§ **INSTRUCTIONS FOR THE TASK**
In the text about Trump's labor secretary pick, which restaurant chains are named as belonging to CKE Restaurants?

§ **TEXT PASSAGE**
Shortly after it was reported that Donald Trump had chosen a fast food executive to be labor secretary, one advocate of ensuring workers earn a living wage lambasted the pick as having "proven he doesn’t support working people." Indeed, Andy Puzder's stance on increasing the minimum wage indicates that he'll aim to undo President Obama's efforts to implement more worker-friendly policies, such as guaranteeing overtime compensation and adhering to the provision of the Affordable Care Act that mandates companies with 50 or more employees provide health care coverage to their workers. In fact, the CEO of CKE Restaurants — the parent company of chains like Carl's Jr. and Hardee's — has even threatened that such government regulations, which can be expensive for businesses, can "make automation a more viable option for business."

§ **STORED DATA**
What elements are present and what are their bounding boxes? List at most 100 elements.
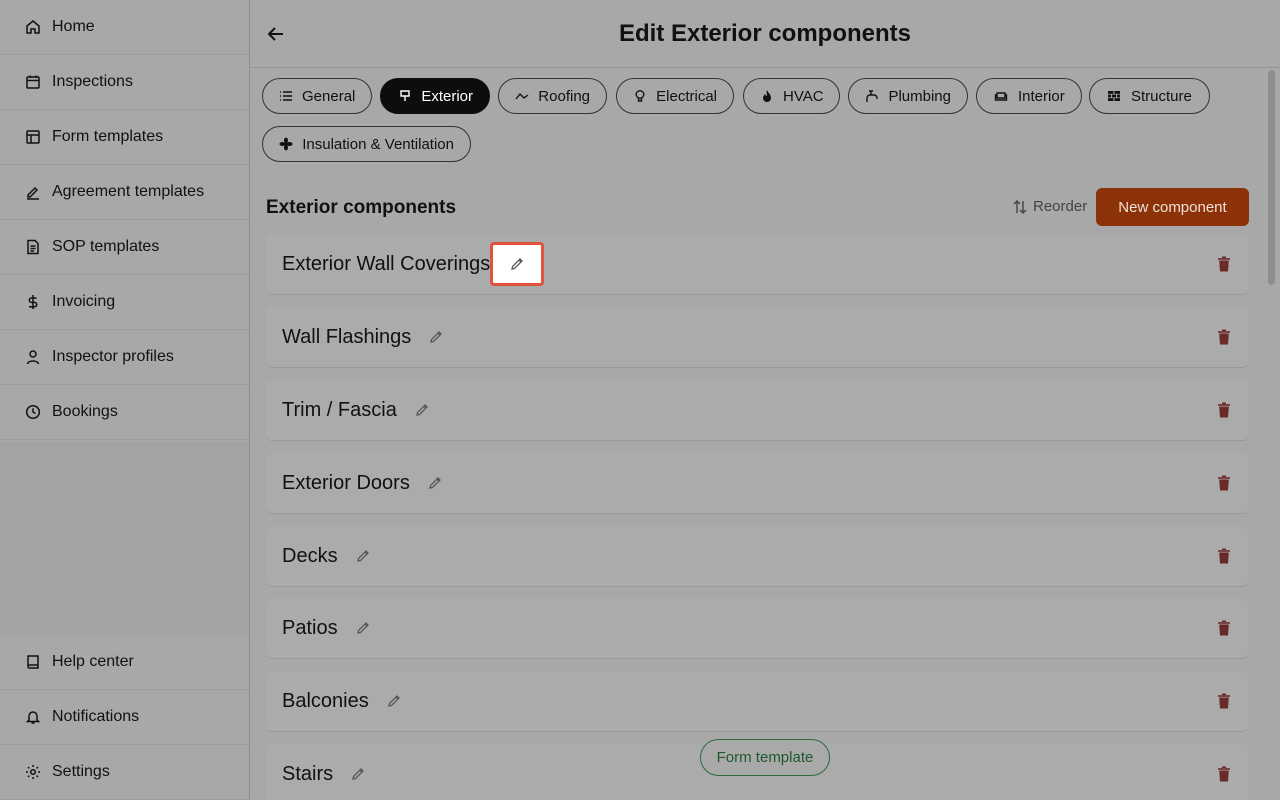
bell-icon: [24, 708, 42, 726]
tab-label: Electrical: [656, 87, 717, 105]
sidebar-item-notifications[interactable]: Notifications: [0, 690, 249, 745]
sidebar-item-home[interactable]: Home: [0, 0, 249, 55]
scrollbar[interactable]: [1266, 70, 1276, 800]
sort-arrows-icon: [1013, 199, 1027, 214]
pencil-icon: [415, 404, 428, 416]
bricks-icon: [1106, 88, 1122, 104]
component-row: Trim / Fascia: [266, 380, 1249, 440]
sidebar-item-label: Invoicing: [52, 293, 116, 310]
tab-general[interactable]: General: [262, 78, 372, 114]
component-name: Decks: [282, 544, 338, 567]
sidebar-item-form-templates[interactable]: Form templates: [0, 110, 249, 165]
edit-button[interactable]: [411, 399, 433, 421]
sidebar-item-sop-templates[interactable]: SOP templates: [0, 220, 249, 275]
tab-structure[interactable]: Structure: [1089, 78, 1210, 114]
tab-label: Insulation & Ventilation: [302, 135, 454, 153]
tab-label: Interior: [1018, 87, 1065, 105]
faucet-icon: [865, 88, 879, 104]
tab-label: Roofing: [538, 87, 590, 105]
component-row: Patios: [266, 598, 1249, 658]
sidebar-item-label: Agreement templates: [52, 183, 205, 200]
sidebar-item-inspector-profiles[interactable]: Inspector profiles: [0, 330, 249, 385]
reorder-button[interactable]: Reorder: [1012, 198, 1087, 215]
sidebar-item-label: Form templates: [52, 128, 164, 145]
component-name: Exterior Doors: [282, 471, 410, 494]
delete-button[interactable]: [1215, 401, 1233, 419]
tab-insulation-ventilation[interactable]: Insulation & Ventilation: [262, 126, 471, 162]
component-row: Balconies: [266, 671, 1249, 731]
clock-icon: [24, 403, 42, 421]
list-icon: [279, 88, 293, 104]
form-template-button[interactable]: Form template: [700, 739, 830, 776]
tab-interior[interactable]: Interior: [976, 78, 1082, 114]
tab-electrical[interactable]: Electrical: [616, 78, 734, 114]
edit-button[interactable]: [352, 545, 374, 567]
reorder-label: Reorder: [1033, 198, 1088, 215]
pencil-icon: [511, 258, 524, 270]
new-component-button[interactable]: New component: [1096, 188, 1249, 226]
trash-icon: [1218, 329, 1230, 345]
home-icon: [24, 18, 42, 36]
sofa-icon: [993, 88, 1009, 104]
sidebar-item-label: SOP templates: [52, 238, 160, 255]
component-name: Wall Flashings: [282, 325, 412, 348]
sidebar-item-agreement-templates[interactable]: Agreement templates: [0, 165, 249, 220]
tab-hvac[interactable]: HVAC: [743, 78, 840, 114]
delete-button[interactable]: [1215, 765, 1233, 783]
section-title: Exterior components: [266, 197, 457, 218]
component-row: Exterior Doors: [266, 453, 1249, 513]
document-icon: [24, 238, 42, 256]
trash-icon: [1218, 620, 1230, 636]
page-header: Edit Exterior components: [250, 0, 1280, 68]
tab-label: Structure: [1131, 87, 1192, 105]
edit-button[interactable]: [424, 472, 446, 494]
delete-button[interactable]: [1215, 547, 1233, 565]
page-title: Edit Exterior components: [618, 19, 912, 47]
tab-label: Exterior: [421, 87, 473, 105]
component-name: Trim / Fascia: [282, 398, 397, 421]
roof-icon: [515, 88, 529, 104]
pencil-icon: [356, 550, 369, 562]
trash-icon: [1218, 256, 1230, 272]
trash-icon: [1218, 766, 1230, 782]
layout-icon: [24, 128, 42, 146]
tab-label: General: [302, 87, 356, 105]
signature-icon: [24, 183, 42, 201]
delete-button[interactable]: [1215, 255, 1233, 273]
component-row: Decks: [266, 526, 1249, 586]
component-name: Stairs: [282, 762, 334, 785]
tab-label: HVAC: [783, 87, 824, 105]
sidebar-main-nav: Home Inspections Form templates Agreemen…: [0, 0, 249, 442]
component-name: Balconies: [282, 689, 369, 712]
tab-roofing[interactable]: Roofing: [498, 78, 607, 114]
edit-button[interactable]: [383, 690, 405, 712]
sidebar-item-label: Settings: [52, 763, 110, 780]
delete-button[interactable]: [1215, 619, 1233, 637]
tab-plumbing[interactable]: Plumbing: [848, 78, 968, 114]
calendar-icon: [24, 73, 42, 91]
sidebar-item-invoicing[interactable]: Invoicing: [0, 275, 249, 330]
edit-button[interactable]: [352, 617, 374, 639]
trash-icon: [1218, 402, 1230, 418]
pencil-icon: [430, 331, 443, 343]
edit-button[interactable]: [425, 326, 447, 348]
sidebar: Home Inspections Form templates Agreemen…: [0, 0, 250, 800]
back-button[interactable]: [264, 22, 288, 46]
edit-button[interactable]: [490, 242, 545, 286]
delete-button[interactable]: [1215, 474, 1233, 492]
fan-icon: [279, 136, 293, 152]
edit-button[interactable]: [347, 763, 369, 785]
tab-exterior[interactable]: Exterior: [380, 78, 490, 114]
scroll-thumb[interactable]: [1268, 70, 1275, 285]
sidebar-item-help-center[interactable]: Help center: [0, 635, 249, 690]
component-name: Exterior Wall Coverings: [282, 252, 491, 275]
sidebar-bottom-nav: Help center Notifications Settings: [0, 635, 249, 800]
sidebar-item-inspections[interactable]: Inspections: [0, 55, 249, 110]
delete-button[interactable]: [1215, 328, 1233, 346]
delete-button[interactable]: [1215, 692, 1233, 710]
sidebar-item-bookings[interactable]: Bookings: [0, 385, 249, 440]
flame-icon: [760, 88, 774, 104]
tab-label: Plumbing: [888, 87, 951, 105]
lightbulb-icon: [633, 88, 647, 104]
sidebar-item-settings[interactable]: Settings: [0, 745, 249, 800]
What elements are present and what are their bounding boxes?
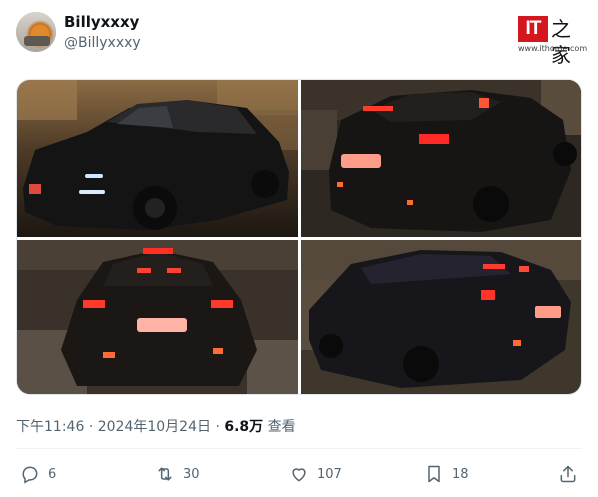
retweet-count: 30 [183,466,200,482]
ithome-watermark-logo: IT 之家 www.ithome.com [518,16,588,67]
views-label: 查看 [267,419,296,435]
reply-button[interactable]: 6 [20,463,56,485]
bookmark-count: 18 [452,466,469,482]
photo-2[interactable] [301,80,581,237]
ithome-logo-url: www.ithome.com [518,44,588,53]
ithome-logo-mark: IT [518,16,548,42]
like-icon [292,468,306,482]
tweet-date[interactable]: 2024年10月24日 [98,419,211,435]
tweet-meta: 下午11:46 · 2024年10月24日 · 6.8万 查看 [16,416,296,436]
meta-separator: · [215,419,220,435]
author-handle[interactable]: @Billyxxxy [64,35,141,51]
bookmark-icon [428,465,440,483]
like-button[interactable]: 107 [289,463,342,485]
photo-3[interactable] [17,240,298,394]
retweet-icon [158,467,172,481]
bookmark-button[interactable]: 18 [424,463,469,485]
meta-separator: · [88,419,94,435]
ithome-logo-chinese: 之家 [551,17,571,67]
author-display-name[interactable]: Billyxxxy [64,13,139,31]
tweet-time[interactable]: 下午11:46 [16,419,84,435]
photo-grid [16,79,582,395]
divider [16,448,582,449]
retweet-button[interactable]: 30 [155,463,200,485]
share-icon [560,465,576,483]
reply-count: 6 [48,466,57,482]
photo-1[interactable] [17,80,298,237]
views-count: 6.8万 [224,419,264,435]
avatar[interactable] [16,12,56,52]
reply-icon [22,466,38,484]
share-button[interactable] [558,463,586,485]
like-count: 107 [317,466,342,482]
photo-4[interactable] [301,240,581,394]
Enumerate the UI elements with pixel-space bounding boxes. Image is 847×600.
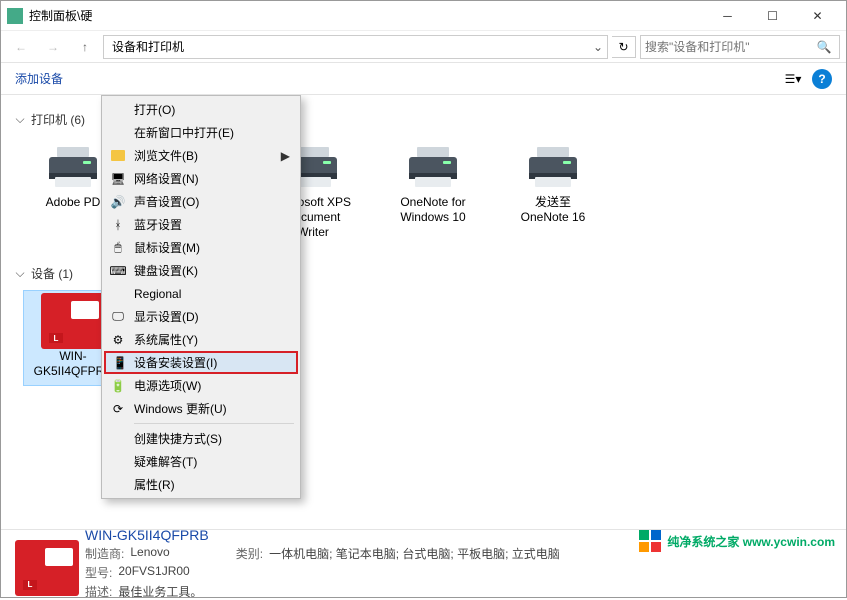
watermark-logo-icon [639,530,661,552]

§ **SOLUTION FOR THIS TASK**
Carl's Jr. and Hardee's.